GIVEN INFORMATION -

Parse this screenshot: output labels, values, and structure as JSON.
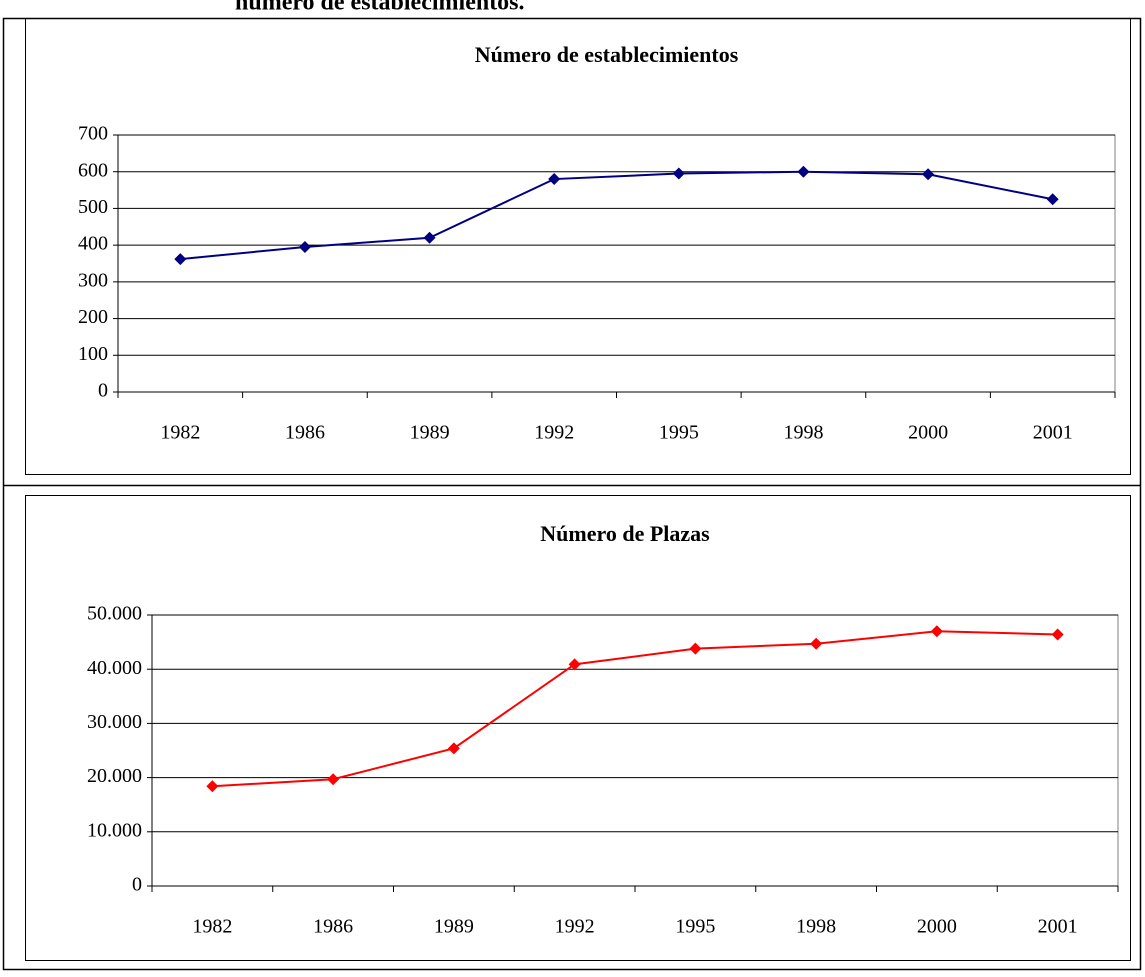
{
  "header": {
    "text": "número de establecimientos."
  },
  "chart_data": [
    {
      "type": "line",
      "title": "Número de establecimientos",
      "categories": [
        "1982",
        "1986",
        "1989",
        "1992",
        "1995",
        "1998",
        "2000",
        "2001"
      ],
      "series": [
        {
          "name": "Número de establecimientos",
          "color": "#000080",
          "values": [
            362,
            395,
            420,
            580,
            595,
            600,
            593,
            525
          ]
        }
      ],
      "ylim": [
        0,
        700
      ],
      "yticks": [
        0,
        100,
        200,
        300,
        400,
        500,
        600,
        700
      ],
      "grid": true
    },
    {
      "type": "line",
      "title": "Número de Plazas",
      "categories": [
        "1982",
        "1986",
        "1989",
        "1992",
        "1995",
        "1998",
        "2000",
        "2001"
      ],
      "series": [
        {
          "name": "Número de Plazas",
          "color": "#ff0000",
          "values": [
            18400,
            19700,
            25400,
            40900,
            43800,
            44700,
            47000,
            46400
          ]
        }
      ],
      "ylim": [
        0,
        50000
      ],
      "yticks": [
        0,
        {
          "value": 10000,
          "label": "10.000"
        },
        {
          "value": 20000,
          "label": "20.000"
        },
        {
          "value": 30000,
          "label": "30.000"
        },
        {
          "value": 40000,
          "label": "40.000"
        },
        {
          "value": 50000,
          "label": "50.000"
        }
      ],
      "grid": true
    }
  ]
}
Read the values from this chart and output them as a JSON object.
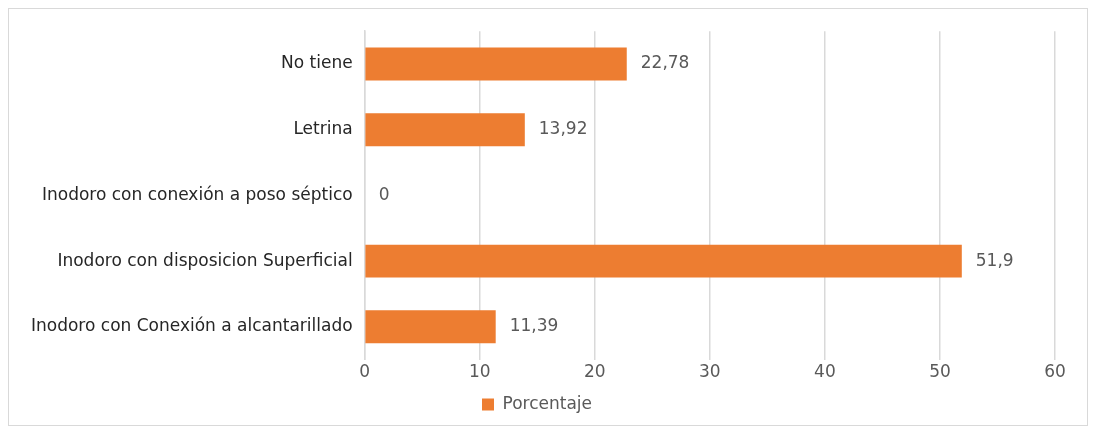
{
  "chart_data": {
    "type": "bar",
    "orientation": "horizontal",
    "categories": [
      "No tiene",
      "Letrina",
      "Inodoro con conexión a poso séptico",
      "Inodoro con disposicion Superficial",
      "Inodoro con Conexión a alcantarillado"
    ],
    "series": [
      {
        "name": "Porcentaje",
        "color": "#ed7d31",
        "values": [
          22.78,
          13.92,
          0,
          51.9,
          11.39
        ],
        "value_labels": [
          "22,78",
          "13,92",
          "0",
          "51,9",
          "11,39"
        ]
      }
    ],
    "xlim": [
      0,
      60
    ],
    "xticks": [
      0,
      10,
      20,
      30,
      40,
      50,
      60
    ],
    "grid": "x",
    "legend": "bottom"
  }
}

YOUR OBJECTIVE - Of the lines in the listing above, how many hold the string "Plazas"? Reply with the number only.

EXPECTED ANSWER - 2